··· Record set

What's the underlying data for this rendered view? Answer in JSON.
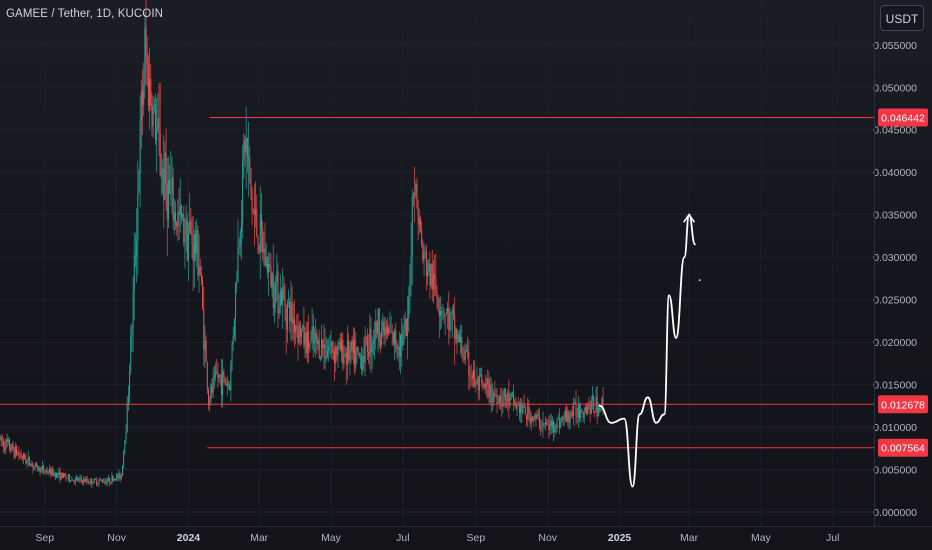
{
  "header": {
    "title": "GAMEE / Tether, 1D, KUCOIN",
    "currency_button": "USDT"
  },
  "colors": {
    "up": "#26a69a",
    "down": "#ef5350",
    "level_line": "#f23645",
    "price_tag_bg": "#f23645",
    "axis_text": "#b2b5be",
    "drawing": "#ffffff"
  },
  "chart_data": {
    "type": "candlestick",
    "title": "GAMEE / Tether, 1D, KUCOIN",
    "y_axis": {
      "position": "right",
      "range": [
        0.0,
        0.058
      ],
      "ticks": [
        "0.055000",
        "0.050000",
        "0.045000",
        "0.040000",
        "0.035000",
        "0.030000",
        "0.025000",
        "0.020000",
        "0.015000",
        "0.010000",
        "0.005000",
        "0.000000"
      ]
    },
    "x_axis": {
      "ticks": [
        "Sep",
        "Nov",
        "2024",
        "Mar",
        "May",
        "Jul",
        "Sep",
        "Nov",
        "2025",
        "Mar",
        "May",
        "Jul"
      ],
      "range": [
        "2023-07-25",
        "2025-08-05"
      ]
    },
    "grid": true,
    "horizontal_levels": [
      {
        "price": 0.046442,
        "label": "0.046442",
        "from_date": "2024-01-19"
      },
      {
        "price": 0.012678,
        "label": "0.012678",
        "from_date": "2023-07-25"
      },
      {
        "price": 0.007564,
        "label": "0.007564",
        "from_date": "2024-01-17"
      }
    ],
    "price_series_approx": {
      "dates": [
        "2023-07-25",
        "2023-08-10",
        "2023-08-25",
        "2023-09-10",
        "2023-09-25",
        "2023-10-10",
        "2023-10-25",
        "2023-11-05",
        "2023-11-10",
        "2023-11-15",
        "2023-11-20",
        "2023-11-25",
        "2023-12-01",
        "2023-12-10",
        "2023-12-20",
        "2024-01-01",
        "2024-01-10",
        "2024-01-18",
        "2024-01-25",
        "2024-02-05",
        "2024-02-18",
        "2024-02-25",
        "2024-03-10",
        "2024-03-25",
        "2024-04-10",
        "2024-04-25",
        "2024-05-10",
        "2024-05-25",
        "2024-06-10",
        "2024-06-25",
        "2024-07-05",
        "2024-07-10",
        "2024-07-18",
        "2024-08-01",
        "2024-08-15",
        "2024-09-01",
        "2024-09-15",
        "2024-10-01",
        "2024-10-15",
        "2024-11-01",
        "2024-11-15",
        "2024-11-25",
        "2024-12-05",
        "2024-12-15"
      ],
      "close": [
        0.0085,
        0.0068,
        0.0052,
        0.0045,
        0.0038,
        0.0036,
        0.0037,
        0.0043,
        0.012,
        0.025,
        0.041,
        0.054,
        0.048,
        0.04,
        0.035,
        0.033,
        0.03,
        0.013,
        0.016,
        0.015,
        0.044,
        0.035,
        0.028,
        0.024,
        0.02,
        0.0195,
        0.019,
        0.018,
        0.022,
        0.02,
        0.021,
        0.04,
        0.03,
        0.025,
        0.021,
        0.015,
        0.014,
        0.013,
        0.0115,
        0.01,
        0.011,
        0.012,
        0.0125,
        0.0125
      ]
    },
    "projection_path_approx": {
      "dates": [
        "2024-12-15",
        "2024-12-25",
        "2025-01-05",
        "2025-01-12",
        "2025-01-18",
        "2025-01-25",
        "2025-02-01",
        "2025-02-08",
        "2025-02-12",
        "2025-02-18",
        "2025-02-25",
        "2025-03-01",
        "2025-03-06"
      ],
      "values": [
        0.0125,
        0.0105,
        0.011,
        0.003,
        0.0115,
        0.0135,
        0.0105,
        0.0115,
        0.0255,
        0.0205,
        0.03,
        0.035,
        0.0315
      ]
    }
  }
}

······

● **Brief**
The data above needs to be retyped exactly, with the images left out.

● **Task solution**
What's the underlying data for this rendered view? Answer in JSON.
{
  "header": {
    "title": "GAMEE / Tether, 1D, KUCOIN",
    "currency_button": "USDT"
  },
  "colors": {
    "up": "#26a69a",
    "down": "#ef5350",
    "level_line": "#f23645",
    "price_tag_bg": "#f23645",
    "axis_text": "#b2b5be",
    "drawing": "#ffffff"
  },
  "chart_data": {
    "type": "candlestick",
    "title": "GAMEE / Tether, 1D, KUCOIN",
    "y_axis": {
      "position": "right",
      "range": [
        0.0,
        0.058
      ],
      "ticks": [
        "0.055000",
        "0.050000",
        "0.045000",
        "0.040000",
        "0.035000",
        "0.030000",
        "0.025000",
        "0.020000",
        "0.015000",
        "0.010000",
        "0.005000",
        "0.000000"
      ]
    },
    "x_axis": {
      "ticks": [
        "Sep",
        "Nov",
        "2024",
        "Mar",
        "May",
        "Jul",
        "Sep",
        "Nov",
        "2025",
        "Mar",
        "May",
        "Jul"
      ],
      "range": [
        "2023-07-25",
        "2025-08-05"
      ]
    },
    "grid": true,
    "horizontal_levels": [
      {
        "price": 0.046442,
        "label": "0.046442",
        "from_date": "2024-01-19"
      },
      {
        "price": 0.012678,
        "label": "0.012678",
        "from_date": "2023-07-25"
      },
      {
        "price": 0.007564,
        "label": "0.007564",
        "from_date": "2024-01-17"
      }
    ],
    "price_series_approx": {
      "dates": [
        "2023-07-25",
        "2023-08-10",
        "2023-08-25",
        "2023-09-10",
        "2023-09-25",
        "2023-10-10",
        "2023-10-25",
        "2023-11-05",
        "2023-11-10",
        "2023-11-15",
        "2023-11-20",
        "2023-11-25",
        "2023-12-01",
        "2023-12-10",
        "2023-12-20",
        "2024-01-01",
        "2024-01-10",
        "2024-01-18",
        "2024-01-25",
        "2024-02-05",
        "2024-02-18",
        "2024-02-25",
        "2024-03-10",
        "2024-03-25",
        "2024-04-10",
        "2024-04-25",
        "2024-05-10",
        "2024-05-25",
        "2024-06-10",
        "2024-06-25",
        "2024-07-05",
        "2024-07-10",
        "2024-07-18",
        "2024-08-01",
        "2024-08-15",
        "2024-09-01",
        "2024-09-15",
        "2024-10-01",
        "2024-10-15",
        "2024-11-01",
        "2024-11-15",
        "2024-11-25",
        "2024-12-05",
        "2024-12-15"
      ],
      "close": [
        0.0085,
        0.0068,
        0.0052,
        0.0045,
        0.0038,
        0.0036,
        0.0037,
        0.0043,
        0.012,
        0.025,
        0.041,
        0.054,
        0.048,
        0.04,
        0.035,
        0.033,
        0.03,
        0.013,
        0.016,
        0.015,
        0.044,
        0.035,
        0.028,
        0.024,
        0.02,
        0.0195,
        0.019,
        0.018,
        0.022,
        0.02,
        0.021,
        0.04,
        0.03,
        0.025,
        0.021,
        0.015,
        0.014,
        0.013,
        0.0115,
        0.01,
        0.011,
        0.012,
        0.0125,
        0.0125
      ]
    },
    "projection_path_approx": {
      "dates": [
        "2024-12-15",
        "2024-12-25",
        "2025-01-05",
        "2025-01-12",
        "2025-01-18",
        "2025-01-25",
        "2025-02-01",
        "2025-02-08",
        "2025-02-12",
        "2025-02-18",
        "2025-02-25",
        "2025-03-01",
        "2025-03-06"
      ],
      "values": [
        0.0125,
        0.0105,
        0.011,
        0.003,
        0.0115,
        0.0135,
        0.0105,
        0.0115,
        0.0255,
        0.0205,
        0.03,
        0.035,
        0.0315
      ]
    }
  }
}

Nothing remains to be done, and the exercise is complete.